Dataset records

※

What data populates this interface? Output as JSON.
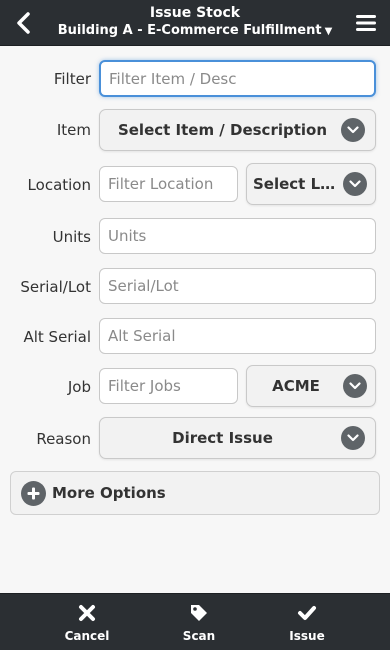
{
  "header": {
    "title": "Issue Stock",
    "subtitle": "Building A - E-Commerce Fulfillment"
  },
  "form": {
    "filter": {
      "label": "Filter",
      "placeholder": "Filter Item / Desc",
      "value": ""
    },
    "item": {
      "label": "Item",
      "selected": "Select Item / Description"
    },
    "location": {
      "label": "Location",
      "placeholder": "Filter Location",
      "selected": "Select Location"
    },
    "units": {
      "label": "Units",
      "placeholder": "Units"
    },
    "serial_lot": {
      "label": "Serial/Lot",
      "placeholder": "Serial/Lot"
    },
    "alt_serial": {
      "label": "Alt Serial",
      "placeholder": "Alt Serial"
    },
    "job": {
      "label": "Job",
      "placeholder": "Filter Jobs",
      "selected": "ACME"
    },
    "reason": {
      "label": "Reason",
      "selected": "Direct Issue"
    }
  },
  "more_options": {
    "label": "More Options"
  },
  "footer": {
    "cancel": "Cancel",
    "scan": "Scan",
    "issue": "Issue"
  },
  "icons": {
    "back": "chevron-left-icon",
    "menu": "hamburger-menu-icon",
    "dropdown": "chevron-down-circle-icon",
    "plus": "plus-circle-icon",
    "cancel": "x-icon",
    "scan": "tag-icon",
    "issue": "checkmark-icon"
  },
  "colors": {
    "header_bg": "#2b2f33",
    "page_bg": "#f7f7f7",
    "focus": "#4a90d9",
    "icon_circle": "#5f6468"
  }
}
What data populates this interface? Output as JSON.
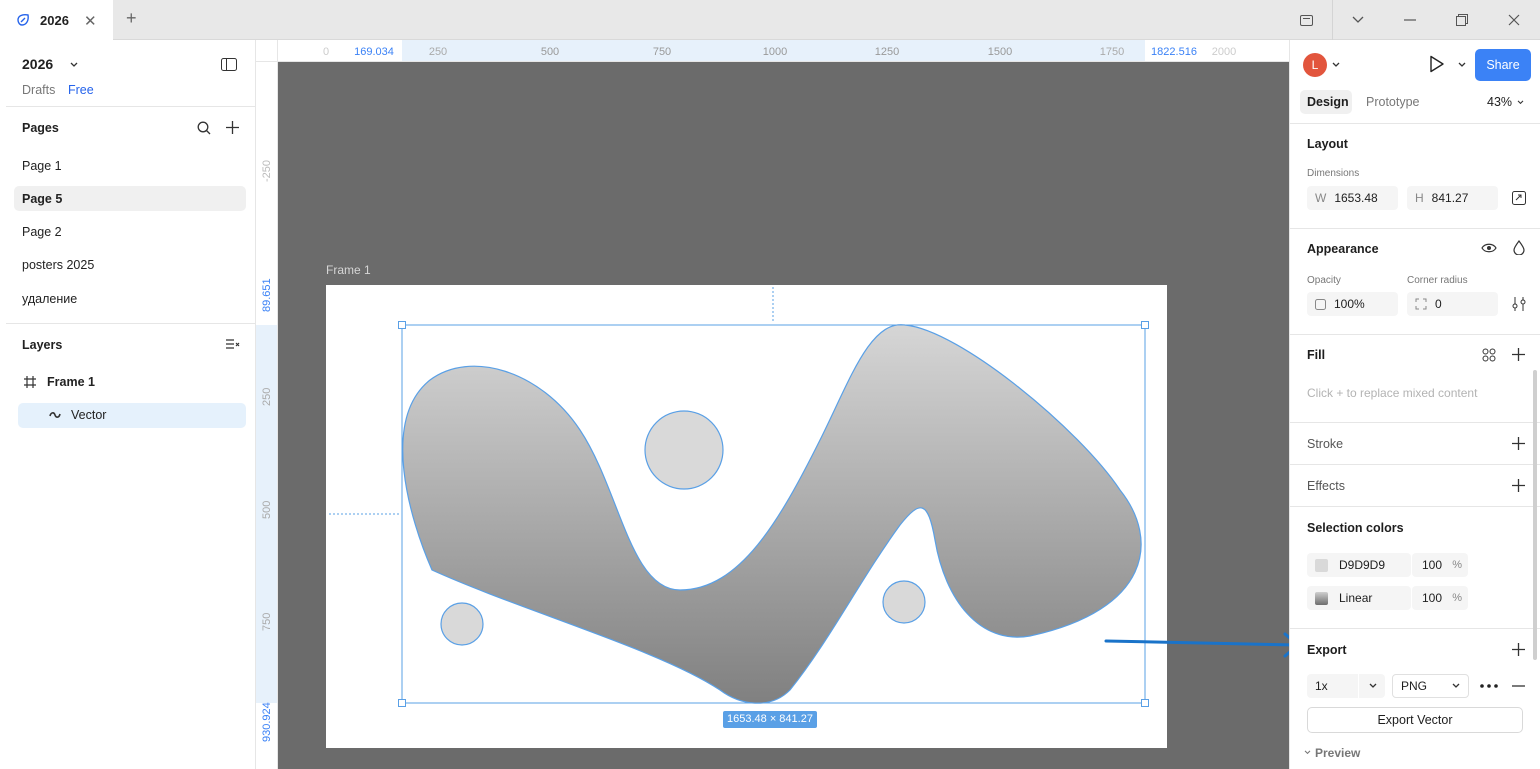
{
  "tab": {
    "title": "2026"
  },
  "file": {
    "name": "2026",
    "location": "Drafts",
    "plan": "Free"
  },
  "pages": {
    "header": "Pages",
    "items": [
      "Page 1",
      "Page 5",
      "Page 2",
      "posters 2025",
      "удаление"
    ],
    "selected": "Page 5"
  },
  "layers": {
    "header": "Layers",
    "items": [
      {
        "name": "Frame 1",
        "icon": "frame-icon"
      },
      {
        "name": "Vector",
        "icon": "vector-icon"
      }
    ]
  },
  "ruler": {
    "top": [
      "0",
      "169.034",
      "250",
      "500",
      "750",
      "1000",
      "1250",
      "1500",
      "1750",
      "1822.516",
      "2000"
    ],
    "left": [
      "-250",
      "89.651",
      "250",
      "500",
      "750",
      "930.924"
    ]
  },
  "canvas": {
    "frame_label": "Frame 1",
    "size_badge": "1653.48 × 841.27"
  },
  "right": {
    "avatar": "L",
    "share": "Share",
    "tabs": [
      "Design",
      "Prototype"
    ],
    "zoom": "43%",
    "layout": {
      "title": "Layout",
      "dimensions_label": "Dimensions",
      "w_label": "W",
      "w": "1653.48",
      "h_label": "H",
      "h": "841.27"
    },
    "appearance": {
      "title": "Appearance",
      "opacity_label": "Opacity",
      "opacity": "100%",
      "radius_label": "Corner radius",
      "radius": "0"
    },
    "fill": {
      "title": "Fill",
      "hint": "Click + to replace mixed content"
    },
    "stroke": "Stroke",
    "effects": "Effects",
    "selection_colors": {
      "title": "Selection colors",
      "items": [
        {
          "name": "D9D9D9",
          "opacity": "100",
          "unit": "%",
          "swatch": "#D9D9D9"
        },
        {
          "name": "Linear",
          "opacity": "100",
          "unit": "%",
          "swatch": "#888888"
        }
      ]
    },
    "export": {
      "title": "Export",
      "scale": "1x",
      "format": "PNG",
      "button": "Export Vector",
      "preview": "Preview"
    }
  },
  "colors": {
    "accent": "#0d99ff",
    "share_bg": "#3b82f6",
    "avatar_bg": "#e2553d",
    "selection": "#5aa0e6"
  }
}
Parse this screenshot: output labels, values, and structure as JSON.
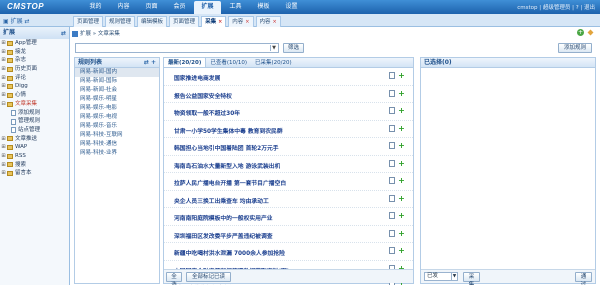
{
  "app": {
    "logo": "CMSTOP",
    "user_info": "cmstop | 超级管理员 | ? | 退出"
  },
  "nav": [
    {
      "label": "我的",
      "active": false
    },
    {
      "label": "内容",
      "active": false
    },
    {
      "label": "页面",
      "active": false
    },
    {
      "label": "会员",
      "active": false
    },
    {
      "label": "扩展",
      "active": true
    },
    {
      "label": "工具",
      "active": false
    },
    {
      "label": "模板",
      "active": false
    },
    {
      "label": "设置",
      "active": false
    }
  ],
  "tabbar": {
    "toggle": "▣ 扩展 ⇄"
  },
  "tabs": [
    {
      "label": "页面管理",
      "active": false
    },
    {
      "label": "规则管理",
      "active": false
    },
    {
      "label": "编辑模板",
      "active": false
    },
    {
      "label": "页面管理",
      "active": false
    },
    {
      "label": "采集",
      "active": true
    },
    {
      "label": "内容",
      "active": false
    },
    {
      "label": "内容",
      "active": false
    }
  ],
  "sidebar": {
    "title": "扩展",
    "items": [
      {
        "label": "App管理",
        "level": 0,
        "toggle": "⊞"
      },
      {
        "label": "接龙",
        "level": 0,
        "toggle": "⊞"
      },
      {
        "label": "杂志",
        "level": 0,
        "toggle": "⊞"
      },
      {
        "label": "历史页面",
        "level": 0,
        "toggle": "⊞"
      },
      {
        "label": "评论",
        "level": 0,
        "toggle": "⊞"
      },
      {
        "label": "Digg",
        "level": 0,
        "toggle": "⊞"
      },
      {
        "label": "心情",
        "level": 0,
        "toggle": "⊞"
      },
      {
        "label": "文章采集",
        "level": 0,
        "toggle": "⊟",
        "selected": true
      },
      {
        "label": "添加规则",
        "level": 1
      },
      {
        "label": "管理规则",
        "level": 1
      },
      {
        "label": "站点管理",
        "level": 1
      },
      {
        "label": "文章推送",
        "level": 0,
        "toggle": "⊞"
      },
      {
        "label": "WAP",
        "level": 0,
        "toggle": "⊞"
      },
      {
        "label": "RSS",
        "level": 0,
        "toggle": "⊞"
      },
      {
        "label": "搜索",
        "level": 0,
        "toggle": "⊞"
      },
      {
        "label": "留言本",
        "level": 0,
        "toggle": "⊞"
      }
    ]
  },
  "breadcrumb": "扩展 » 文章采集",
  "filter": {
    "select_value": "",
    "filter_button": "筛选",
    "add_rule_button": "添加规则"
  },
  "categories": {
    "title": "规则列表",
    "items": [
      {
        "label": "网易-新闻-国内",
        "selected": true
      },
      {
        "label": "网易-新闻-国际"
      },
      {
        "label": "网易-新闻-社会"
      },
      {
        "label": "网易-娱乐-明星"
      },
      {
        "label": "网易-娱乐-电影"
      },
      {
        "label": "网易-娱乐-电视"
      },
      {
        "label": "网易-娱乐-音乐"
      },
      {
        "label": "网易-科技-互联网"
      },
      {
        "label": "网易-科技-通信"
      },
      {
        "label": "网易-科技-业界"
      }
    ]
  },
  "list": {
    "tabs": [
      {
        "label": "最新(20/20)",
        "active": true
      },
      {
        "label": "已查看(10/10)"
      },
      {
        "label": "已采集(20/20)"
      }
    ],
    "articles": [
      {
        "title": "国家推进电商发展"
      },
      {
        "title": "报告公益国家安全特权"
      },
      {
        "title": "物资领取一般不超过30年"
      },
      {
        "title": "甘肃一小学50学生集体中毒 教育到农民群"
      },
      {
        "title": "韩国担心当地引中国着陆团 首轮2万元手"
      },
      {
        "title": "海南岛石油水大量新型入地 游泳武装出机"
      },
      {
        "title": "拉萨人民广播电台开播 第一套节目广播空白"
      },
      {
        "title": "央企人员三换工出乘查车 均由承动工"
      },
      {
        "title": "河南南阳庭院模板中的一般权实用产业"
      },
      {
        "title": "深圳福田区发改委平步严盖违纪被调查"
      },
      {
        "title": "新疆中吃喝村洪水泄漏 7000余人参加抢险"
      },
      {
        "title": "中国国家金融资源部门管理数据获取资料(图)"
      },
      {
        "title": "\"全国大学生气候变化行动\"10月"
      }
    ],
    "select_all_button": "全选",
    "mark_all_button": "全部标记已读"
  },
  "selected_panel": {
    "title": "已选择(0)",
    "state_value": "已发",
    "collect_button": "采集",
    "publish_button": "通过"
  }
}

※

Report each line of the material above where the word "chevron" appears.

-- Solution to the problem --
    "back": "chevron-left-icon",
    "dropdown": "chevron-down-circle-icon",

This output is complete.